> _WRITTEN PROBLEM_: Copy every line from the records below that holds the word "here".

> _RECORDED DATA_:
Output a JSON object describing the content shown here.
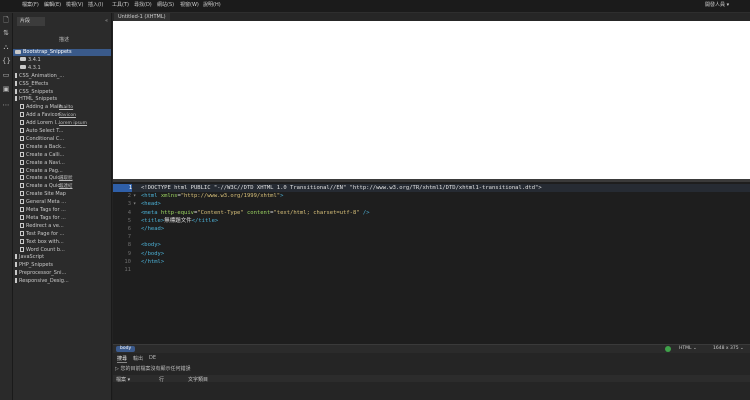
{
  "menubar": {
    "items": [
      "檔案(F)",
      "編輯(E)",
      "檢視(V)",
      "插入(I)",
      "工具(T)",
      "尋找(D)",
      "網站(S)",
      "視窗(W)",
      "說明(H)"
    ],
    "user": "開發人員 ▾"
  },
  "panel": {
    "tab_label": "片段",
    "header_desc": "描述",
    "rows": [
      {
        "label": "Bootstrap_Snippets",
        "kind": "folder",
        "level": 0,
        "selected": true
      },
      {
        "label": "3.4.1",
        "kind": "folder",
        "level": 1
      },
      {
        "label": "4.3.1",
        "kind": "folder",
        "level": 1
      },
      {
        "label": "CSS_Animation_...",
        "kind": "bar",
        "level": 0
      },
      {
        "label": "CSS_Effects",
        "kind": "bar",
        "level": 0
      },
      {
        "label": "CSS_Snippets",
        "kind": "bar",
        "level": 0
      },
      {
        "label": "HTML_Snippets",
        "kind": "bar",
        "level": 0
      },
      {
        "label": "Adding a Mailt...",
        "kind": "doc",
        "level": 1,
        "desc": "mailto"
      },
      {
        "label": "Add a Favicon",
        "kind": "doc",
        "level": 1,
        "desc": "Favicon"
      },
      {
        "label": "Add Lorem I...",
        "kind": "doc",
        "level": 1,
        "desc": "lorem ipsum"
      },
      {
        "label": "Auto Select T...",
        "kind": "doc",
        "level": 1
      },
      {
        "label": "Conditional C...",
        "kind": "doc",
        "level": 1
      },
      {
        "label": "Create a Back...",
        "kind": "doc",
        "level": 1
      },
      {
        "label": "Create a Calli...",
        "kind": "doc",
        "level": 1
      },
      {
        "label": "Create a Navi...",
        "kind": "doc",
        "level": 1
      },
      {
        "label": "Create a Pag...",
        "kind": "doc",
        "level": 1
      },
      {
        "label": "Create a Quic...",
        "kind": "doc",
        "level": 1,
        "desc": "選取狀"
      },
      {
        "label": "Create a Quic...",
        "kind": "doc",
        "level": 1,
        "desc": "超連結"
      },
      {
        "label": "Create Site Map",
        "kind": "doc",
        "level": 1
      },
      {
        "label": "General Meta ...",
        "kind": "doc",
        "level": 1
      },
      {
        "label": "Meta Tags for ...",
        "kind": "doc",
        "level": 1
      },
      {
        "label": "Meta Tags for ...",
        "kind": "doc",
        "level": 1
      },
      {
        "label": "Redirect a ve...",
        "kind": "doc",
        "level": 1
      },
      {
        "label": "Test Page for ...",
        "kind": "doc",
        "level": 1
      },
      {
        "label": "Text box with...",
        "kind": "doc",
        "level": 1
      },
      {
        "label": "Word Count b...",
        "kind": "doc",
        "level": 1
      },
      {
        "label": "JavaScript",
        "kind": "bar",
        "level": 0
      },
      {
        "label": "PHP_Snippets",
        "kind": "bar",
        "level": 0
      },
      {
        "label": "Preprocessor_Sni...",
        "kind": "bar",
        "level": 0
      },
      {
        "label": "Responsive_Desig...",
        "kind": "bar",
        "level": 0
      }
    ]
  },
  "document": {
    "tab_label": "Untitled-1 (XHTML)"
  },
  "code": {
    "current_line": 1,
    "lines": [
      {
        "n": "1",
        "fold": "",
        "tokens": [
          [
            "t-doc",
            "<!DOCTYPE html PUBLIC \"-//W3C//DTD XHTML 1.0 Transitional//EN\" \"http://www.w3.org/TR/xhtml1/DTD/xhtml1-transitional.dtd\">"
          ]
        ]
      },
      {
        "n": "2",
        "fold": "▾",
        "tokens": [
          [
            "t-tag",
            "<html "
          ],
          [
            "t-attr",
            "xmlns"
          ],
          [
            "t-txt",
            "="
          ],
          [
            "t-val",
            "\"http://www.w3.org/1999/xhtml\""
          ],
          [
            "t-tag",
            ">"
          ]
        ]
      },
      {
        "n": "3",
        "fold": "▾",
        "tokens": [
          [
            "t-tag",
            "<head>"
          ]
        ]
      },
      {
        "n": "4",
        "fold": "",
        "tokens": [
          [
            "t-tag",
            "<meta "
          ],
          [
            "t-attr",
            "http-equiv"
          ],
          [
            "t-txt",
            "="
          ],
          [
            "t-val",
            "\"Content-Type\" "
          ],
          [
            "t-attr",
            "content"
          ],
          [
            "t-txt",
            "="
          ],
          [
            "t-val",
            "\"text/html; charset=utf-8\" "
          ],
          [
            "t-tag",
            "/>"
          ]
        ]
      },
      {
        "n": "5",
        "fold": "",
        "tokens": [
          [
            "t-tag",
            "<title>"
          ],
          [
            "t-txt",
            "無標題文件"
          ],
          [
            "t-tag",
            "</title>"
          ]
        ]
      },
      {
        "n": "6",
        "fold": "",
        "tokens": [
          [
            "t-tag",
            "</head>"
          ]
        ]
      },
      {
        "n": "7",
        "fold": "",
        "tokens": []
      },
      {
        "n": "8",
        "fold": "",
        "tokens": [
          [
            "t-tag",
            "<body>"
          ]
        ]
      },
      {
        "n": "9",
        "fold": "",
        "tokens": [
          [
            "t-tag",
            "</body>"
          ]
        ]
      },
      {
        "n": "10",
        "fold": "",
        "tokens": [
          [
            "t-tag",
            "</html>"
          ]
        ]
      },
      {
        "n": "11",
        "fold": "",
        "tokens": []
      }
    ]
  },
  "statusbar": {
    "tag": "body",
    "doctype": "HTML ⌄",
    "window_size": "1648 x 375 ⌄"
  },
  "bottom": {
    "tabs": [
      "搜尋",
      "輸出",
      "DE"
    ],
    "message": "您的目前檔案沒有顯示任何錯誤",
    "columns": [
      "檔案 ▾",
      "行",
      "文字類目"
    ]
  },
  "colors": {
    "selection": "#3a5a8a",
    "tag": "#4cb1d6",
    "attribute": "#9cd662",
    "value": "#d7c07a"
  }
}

...

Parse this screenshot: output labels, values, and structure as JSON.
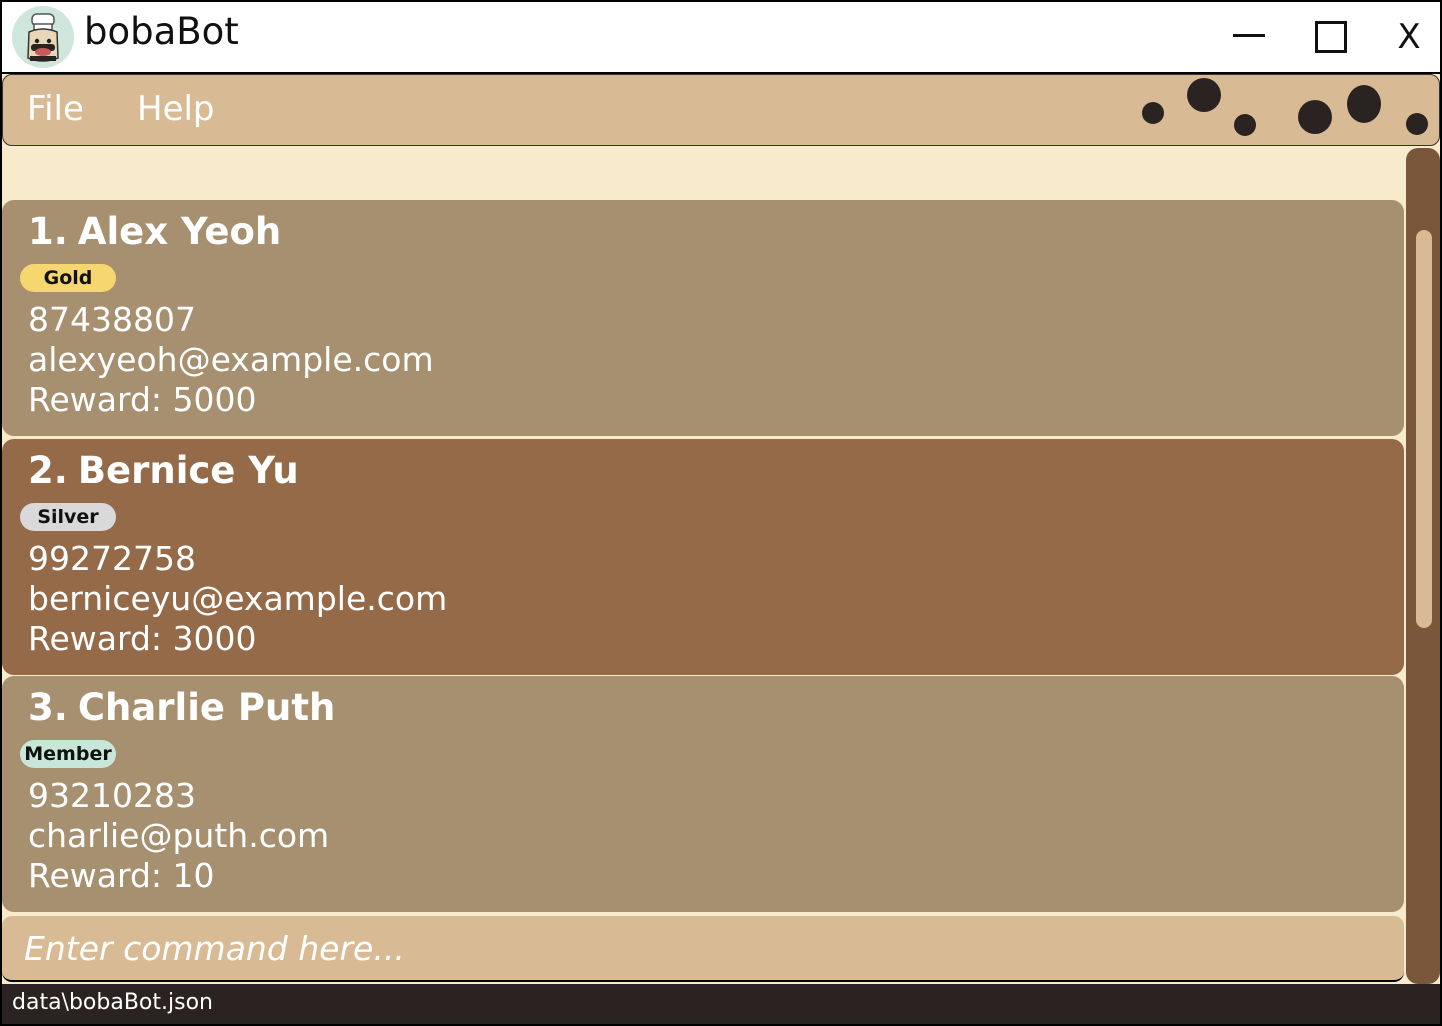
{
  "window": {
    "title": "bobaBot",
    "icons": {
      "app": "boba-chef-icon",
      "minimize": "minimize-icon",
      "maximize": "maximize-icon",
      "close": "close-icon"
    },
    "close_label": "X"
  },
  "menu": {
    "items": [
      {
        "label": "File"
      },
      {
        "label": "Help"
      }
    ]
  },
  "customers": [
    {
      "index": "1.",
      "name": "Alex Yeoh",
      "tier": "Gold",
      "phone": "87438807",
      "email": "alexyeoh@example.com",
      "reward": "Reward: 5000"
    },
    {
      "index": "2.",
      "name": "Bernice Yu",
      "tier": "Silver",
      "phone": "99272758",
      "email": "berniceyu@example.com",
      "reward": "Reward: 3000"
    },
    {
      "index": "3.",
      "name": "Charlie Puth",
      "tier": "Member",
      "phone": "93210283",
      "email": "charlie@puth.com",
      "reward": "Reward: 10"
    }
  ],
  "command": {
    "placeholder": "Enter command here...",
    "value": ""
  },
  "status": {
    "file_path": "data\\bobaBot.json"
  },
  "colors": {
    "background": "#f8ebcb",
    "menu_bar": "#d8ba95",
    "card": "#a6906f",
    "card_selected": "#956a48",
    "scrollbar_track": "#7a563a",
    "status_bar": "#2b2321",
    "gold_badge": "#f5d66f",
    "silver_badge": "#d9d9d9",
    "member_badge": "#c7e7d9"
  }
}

> _RIGHT ANSWER_:
Output a JSON object describing the content shown here.
    "placeholder": "Enter command here...",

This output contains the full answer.